Written request: Every line below that holds the string "Links" should be copied out.
┏━━
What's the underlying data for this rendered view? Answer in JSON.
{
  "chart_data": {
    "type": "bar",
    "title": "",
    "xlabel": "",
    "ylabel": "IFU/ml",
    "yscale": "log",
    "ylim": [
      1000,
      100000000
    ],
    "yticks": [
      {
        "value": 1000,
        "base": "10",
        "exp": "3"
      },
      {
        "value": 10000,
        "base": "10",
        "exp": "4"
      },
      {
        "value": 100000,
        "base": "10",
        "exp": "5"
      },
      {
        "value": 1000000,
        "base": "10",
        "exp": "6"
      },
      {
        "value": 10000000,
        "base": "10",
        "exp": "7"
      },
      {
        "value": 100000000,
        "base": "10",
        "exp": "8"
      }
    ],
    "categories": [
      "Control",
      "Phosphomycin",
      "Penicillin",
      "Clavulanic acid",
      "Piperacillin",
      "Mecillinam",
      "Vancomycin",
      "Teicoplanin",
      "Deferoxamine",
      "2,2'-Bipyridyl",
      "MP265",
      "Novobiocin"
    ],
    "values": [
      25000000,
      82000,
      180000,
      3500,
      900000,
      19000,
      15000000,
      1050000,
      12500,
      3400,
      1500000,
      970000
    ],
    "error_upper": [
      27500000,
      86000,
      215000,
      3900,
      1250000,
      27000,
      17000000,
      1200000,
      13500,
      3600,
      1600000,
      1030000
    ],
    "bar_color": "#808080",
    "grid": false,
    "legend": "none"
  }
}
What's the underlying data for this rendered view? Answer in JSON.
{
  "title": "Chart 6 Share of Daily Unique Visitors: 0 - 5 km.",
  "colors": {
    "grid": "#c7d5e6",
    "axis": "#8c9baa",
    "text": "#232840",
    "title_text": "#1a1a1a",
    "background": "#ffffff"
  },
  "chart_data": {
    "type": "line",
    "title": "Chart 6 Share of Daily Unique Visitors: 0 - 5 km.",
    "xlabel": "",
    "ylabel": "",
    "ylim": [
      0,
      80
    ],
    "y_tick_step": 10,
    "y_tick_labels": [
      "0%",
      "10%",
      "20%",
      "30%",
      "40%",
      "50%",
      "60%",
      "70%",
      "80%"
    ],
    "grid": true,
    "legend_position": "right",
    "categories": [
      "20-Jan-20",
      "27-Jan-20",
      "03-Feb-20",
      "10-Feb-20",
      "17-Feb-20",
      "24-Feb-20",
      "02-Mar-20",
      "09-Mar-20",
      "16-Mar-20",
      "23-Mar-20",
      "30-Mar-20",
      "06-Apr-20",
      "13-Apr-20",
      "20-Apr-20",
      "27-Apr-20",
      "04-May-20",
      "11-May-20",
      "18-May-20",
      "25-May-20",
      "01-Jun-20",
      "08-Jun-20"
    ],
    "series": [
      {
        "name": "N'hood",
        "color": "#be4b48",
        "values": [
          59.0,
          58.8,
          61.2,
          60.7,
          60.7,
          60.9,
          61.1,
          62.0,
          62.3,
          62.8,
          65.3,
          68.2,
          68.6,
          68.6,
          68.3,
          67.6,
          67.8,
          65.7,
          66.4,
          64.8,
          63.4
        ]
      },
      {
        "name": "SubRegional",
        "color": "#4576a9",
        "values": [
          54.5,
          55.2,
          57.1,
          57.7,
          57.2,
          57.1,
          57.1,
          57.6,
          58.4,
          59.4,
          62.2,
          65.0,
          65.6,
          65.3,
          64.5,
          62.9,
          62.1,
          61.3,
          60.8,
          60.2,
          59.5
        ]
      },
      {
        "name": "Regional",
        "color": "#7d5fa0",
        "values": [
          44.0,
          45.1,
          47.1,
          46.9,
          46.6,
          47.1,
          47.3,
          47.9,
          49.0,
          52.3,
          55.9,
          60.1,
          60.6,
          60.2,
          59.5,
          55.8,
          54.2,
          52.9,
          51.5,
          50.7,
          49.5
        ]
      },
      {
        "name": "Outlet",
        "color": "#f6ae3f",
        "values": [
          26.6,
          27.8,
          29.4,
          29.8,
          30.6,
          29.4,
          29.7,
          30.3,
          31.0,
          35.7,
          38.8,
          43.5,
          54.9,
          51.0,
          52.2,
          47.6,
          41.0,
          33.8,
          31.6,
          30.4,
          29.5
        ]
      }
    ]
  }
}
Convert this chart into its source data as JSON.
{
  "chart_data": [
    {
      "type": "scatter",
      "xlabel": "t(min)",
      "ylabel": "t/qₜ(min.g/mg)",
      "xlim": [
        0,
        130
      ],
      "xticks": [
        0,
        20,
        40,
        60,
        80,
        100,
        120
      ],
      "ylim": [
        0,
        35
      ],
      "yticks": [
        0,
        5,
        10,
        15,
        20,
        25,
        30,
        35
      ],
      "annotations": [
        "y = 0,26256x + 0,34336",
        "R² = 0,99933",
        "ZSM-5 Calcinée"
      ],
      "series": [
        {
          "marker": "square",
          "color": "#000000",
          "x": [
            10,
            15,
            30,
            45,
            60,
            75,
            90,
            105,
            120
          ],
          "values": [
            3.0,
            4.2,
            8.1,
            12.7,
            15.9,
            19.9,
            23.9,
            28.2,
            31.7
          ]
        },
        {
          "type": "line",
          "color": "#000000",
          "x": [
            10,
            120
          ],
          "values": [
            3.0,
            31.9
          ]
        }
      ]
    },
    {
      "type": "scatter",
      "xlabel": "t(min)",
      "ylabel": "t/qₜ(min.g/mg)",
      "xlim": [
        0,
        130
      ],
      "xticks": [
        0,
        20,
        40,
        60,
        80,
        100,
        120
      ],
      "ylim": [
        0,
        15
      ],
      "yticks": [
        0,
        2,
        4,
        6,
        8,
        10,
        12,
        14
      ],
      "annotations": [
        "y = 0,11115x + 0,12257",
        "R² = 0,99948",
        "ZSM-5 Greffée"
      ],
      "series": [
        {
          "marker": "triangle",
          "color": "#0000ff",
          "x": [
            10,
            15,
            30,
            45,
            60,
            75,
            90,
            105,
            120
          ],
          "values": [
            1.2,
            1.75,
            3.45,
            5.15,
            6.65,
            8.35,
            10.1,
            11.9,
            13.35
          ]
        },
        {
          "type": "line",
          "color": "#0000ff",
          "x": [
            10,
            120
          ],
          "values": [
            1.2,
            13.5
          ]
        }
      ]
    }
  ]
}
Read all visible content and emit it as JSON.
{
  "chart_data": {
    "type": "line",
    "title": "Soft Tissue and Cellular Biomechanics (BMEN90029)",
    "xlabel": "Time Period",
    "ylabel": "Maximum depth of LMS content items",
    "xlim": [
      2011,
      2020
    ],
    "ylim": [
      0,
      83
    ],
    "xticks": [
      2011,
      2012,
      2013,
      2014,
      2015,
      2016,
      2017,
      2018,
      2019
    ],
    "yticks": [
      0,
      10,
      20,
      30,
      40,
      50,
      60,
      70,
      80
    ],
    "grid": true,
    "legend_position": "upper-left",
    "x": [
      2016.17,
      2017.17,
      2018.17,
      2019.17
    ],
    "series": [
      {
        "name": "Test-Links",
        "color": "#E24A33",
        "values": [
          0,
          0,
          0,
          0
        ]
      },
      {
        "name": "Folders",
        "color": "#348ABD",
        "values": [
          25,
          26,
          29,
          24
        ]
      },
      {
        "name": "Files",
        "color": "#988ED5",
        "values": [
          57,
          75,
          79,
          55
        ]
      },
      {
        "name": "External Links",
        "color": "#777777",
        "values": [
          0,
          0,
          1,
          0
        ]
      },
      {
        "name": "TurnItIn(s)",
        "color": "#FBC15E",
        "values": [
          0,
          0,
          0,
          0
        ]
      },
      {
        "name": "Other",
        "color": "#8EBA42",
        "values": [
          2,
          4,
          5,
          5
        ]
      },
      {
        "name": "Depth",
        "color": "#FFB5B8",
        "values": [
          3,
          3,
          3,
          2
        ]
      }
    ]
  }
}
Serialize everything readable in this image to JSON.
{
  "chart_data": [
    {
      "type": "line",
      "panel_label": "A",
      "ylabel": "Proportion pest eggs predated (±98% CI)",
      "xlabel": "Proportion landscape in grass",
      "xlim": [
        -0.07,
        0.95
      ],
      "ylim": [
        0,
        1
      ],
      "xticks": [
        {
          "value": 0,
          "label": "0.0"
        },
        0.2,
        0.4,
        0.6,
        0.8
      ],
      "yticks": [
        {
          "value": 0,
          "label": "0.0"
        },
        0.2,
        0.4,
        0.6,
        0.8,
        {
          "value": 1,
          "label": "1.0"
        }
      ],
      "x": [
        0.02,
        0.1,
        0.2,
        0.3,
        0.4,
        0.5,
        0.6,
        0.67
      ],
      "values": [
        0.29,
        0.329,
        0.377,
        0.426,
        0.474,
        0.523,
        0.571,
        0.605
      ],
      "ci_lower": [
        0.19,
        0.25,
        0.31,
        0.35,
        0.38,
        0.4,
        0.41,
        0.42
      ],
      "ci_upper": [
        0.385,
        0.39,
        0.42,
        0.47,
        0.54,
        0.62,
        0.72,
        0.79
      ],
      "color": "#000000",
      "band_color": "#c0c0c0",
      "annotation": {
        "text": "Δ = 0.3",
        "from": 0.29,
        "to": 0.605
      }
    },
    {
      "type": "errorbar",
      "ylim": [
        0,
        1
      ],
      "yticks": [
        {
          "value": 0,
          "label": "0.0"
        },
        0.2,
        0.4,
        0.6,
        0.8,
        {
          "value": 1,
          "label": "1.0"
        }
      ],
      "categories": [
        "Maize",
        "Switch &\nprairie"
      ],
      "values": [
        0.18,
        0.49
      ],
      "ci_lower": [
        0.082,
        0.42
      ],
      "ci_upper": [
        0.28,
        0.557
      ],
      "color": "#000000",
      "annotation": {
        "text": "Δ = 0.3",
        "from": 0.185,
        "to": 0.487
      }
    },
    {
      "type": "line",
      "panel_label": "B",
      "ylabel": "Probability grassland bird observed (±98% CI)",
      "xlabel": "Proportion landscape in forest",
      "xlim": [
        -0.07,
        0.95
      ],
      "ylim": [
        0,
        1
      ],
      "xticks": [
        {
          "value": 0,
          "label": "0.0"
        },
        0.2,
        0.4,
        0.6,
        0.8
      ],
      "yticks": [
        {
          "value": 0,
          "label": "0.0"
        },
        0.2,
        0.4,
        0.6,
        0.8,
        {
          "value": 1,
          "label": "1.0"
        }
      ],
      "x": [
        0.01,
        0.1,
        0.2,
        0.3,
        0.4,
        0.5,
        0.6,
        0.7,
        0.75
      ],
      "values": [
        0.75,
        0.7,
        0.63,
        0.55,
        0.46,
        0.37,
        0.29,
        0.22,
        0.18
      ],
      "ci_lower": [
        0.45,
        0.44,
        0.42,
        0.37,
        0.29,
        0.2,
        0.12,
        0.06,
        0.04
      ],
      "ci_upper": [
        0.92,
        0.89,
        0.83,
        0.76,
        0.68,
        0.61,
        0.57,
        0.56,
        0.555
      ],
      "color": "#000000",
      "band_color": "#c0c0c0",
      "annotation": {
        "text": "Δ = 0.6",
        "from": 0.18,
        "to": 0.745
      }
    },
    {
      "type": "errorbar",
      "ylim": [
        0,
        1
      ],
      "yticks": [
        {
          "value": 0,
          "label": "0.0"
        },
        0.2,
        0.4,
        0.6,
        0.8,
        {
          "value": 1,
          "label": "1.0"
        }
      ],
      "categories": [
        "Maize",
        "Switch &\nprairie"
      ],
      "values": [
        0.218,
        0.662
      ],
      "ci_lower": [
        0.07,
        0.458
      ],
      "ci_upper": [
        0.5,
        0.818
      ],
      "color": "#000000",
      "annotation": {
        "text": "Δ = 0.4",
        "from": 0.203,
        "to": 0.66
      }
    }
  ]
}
┗━━
Correct result:
        "name": "Test-Links",
        "name": "External Links",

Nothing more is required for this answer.